GOAL » Rewrite the entries below, substituting "data-marker" for every occurrence of "data-point", and keep all other text unchanged.

RECORDS FOR THIS TASK »
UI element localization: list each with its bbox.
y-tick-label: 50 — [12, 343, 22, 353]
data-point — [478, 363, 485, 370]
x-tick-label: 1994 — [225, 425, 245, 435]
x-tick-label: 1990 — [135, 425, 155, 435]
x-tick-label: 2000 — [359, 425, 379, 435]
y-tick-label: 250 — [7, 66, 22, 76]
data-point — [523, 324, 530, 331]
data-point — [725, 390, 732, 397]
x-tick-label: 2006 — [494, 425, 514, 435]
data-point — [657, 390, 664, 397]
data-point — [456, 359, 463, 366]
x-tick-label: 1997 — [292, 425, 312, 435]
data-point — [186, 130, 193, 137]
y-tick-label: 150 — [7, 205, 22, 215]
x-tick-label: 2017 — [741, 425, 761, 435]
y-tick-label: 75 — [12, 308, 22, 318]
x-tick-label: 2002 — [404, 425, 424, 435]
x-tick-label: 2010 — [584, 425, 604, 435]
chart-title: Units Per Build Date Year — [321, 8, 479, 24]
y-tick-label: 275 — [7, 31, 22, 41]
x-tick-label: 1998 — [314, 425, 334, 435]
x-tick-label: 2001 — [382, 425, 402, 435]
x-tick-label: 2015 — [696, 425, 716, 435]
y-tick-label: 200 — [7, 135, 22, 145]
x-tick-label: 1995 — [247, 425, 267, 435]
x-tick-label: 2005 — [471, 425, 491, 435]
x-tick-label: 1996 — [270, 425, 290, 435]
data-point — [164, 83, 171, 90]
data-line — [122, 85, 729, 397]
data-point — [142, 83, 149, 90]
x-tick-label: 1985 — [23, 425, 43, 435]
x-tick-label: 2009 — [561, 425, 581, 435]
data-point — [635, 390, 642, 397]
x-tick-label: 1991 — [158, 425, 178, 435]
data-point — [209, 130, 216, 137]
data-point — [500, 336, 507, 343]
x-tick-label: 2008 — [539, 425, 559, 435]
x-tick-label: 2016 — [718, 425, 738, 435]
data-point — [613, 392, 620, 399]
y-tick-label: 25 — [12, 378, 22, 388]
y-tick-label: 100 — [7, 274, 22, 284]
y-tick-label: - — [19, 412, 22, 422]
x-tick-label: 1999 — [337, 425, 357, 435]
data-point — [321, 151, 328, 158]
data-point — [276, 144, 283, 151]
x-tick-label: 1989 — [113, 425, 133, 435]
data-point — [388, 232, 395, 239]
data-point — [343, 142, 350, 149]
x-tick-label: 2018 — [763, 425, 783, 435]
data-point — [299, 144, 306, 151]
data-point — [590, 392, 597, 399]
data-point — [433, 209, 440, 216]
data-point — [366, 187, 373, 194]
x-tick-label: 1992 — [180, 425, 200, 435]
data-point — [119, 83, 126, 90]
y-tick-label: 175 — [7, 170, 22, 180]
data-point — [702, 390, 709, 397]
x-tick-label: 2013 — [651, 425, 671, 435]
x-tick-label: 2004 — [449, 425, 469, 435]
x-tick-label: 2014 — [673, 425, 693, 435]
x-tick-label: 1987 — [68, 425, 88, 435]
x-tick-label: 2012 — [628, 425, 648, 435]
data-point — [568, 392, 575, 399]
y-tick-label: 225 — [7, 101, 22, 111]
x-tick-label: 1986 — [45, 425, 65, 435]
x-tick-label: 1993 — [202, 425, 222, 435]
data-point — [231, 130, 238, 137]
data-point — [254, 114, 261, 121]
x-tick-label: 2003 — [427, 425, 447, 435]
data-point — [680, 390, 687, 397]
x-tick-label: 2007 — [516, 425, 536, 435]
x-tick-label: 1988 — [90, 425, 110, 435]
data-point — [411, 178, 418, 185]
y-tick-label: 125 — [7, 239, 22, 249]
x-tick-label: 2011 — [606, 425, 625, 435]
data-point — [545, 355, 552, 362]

FINAL RESULT »
UI element localization: list each with its bbox.
y-tick-label: 50 — [12, 343, 22, 353]
data-marker — [478, 363, 485, 370]
x-tick-label: 1994 — [225, 425, 245, 435]
x-tick-label: 1990 — [135, 425, 155, 435]
x-tick-label: 2000 — [359, 425, 379, 435]
y-tick-label: 250 — [7, 66, 22, 76]
data-marker — [523, 324, 530, 331]
data-marker — [725, 390, 732, 397]
x-tick-label: 2006 — [494, 425, 514, 435]
data-marker — [657, 390, 664, 397]
data-marker — [456, 359, 463, 366]
x-tick-label: 1997 — [292, 425, 312, 435]
data-marker — [186, 130, 193, 137]
y-tick-label: 150 — [7, 205, 22, 215]
x-tick-label: 2017 — [741, 425, 761, 435]
y-tick-label: 75 — [12, 308, 22, 318]
x-tick-label: 2002 — [404, 425, 424, 435]
x-tick-label: 2010 — [584, 425, 604, 435]
chart-title: Units Per Build Date Year — [321, 8, 479, 24]
y-tick-label: 275 — [7, 31, 22, 41]
x-tick-label: 1998 — [314, 425, 334, 435]
x-tick-label: 2001 — [382, 425, 402, 435]
x-tick-label: 2015 — [696, 425, 716, 435]
y-tick-label: 200 — [7, 135, 22, 145]
x-tick-label: 1995 — [247, 425, 267, 435]
x-tick-label: 2005 — [471, 425, 491, 435]
x-tick-label: 1996 — [270, 425, 290, 435]
data-marker — [164, 83, 171, 90]
data-line — [122, 85, 729, 397]
data-marker — [142, 83, 149, 90]
x-tick-label: 1985 — [23, 425, 43, 435]
x-tick-label: 2009 — [561, 425, 581, 435]
data-marker — [635, 390, 642, 397]
x-tick-label: 1991 — [158, 425, 178, 435]
data-marker — [209, 130, 216, 137]
data-marker — [500, 336, 507, 343]
x-tick-label: 2008 — [539, 425, 559, 435]
x-tick-label: 2016 — [718, 425, 738, 435]
data-marker — [613, 392, 620, 399]
y-tick-label: 25 — [12, 378, 22, 388]
y-tick-label: 100 — [7, 274, 22, 284]
y-tick-label: - — [19, 412, 22, 422]
x-tick-label: 1999 — [337, 425, 357, 435]
data-marker — [321, 151, 328, 158]
data-marker — [276, 144, 283, 151]
x-tick-label: 1989 — [113, 425, 133, 435]
data-marker — [388, 232, 395, 239]
data-marker — [343, 142, 350, 149]
x-tick-label: 2018 — [763, 425, 783, 435]
data-marker — [299, 144, 306, 151]
data-marker — [590, 392, 597, 399]
data-marker — [433, 209, 440, 216]
data-marker — [366, 187, 373, 194]
x-tick-label: 1992 — [180, 425, 200, 435]
data-marker — [119, 83, 126, 90]
y-tick-label: 175 — [7, 170, 22, 180]
data-marker — [702, 390, 709, 397]
x-tick-label: 2013 — [651, 425, 671, 435]
x-tick-label: 2004 — [449, 425, 469, 435]
x-tick-label: 2014 — [673, 425, 693, 435]
x-tick-label: 1987 — [68, 425, 88, 435]
x-tick-label: 2012 — [628, 425, 648, 435]
data-marker — [568, 392, 575, 399]
y-tick-label: 225 — [7, 101, 22, 111]
x-tick-label: 1986 — [45, 425, 65, 435]
x-tick-label: 1993 — [202, 425, 222, 435]
data-marker — [231, 130, 238, 137]
data-marker — [254, 114, 261, 121]
x-tick-label: 2003 — [427, 425, 447, 435]
data-marker — [680, 390, 687, 397]
x-tick-label: 2007 — [516, 425, 536, 435]
x-tick-label: 1988 — [90, 425, 110, 435]
data-marker — [411, 178, 418, 185]
y-tick-label: 125 — [7, 239, 22, 249]
x-tick-label: 2011 — [606, 425, 625, 435]
data-marker — [545, 355, 552, 362]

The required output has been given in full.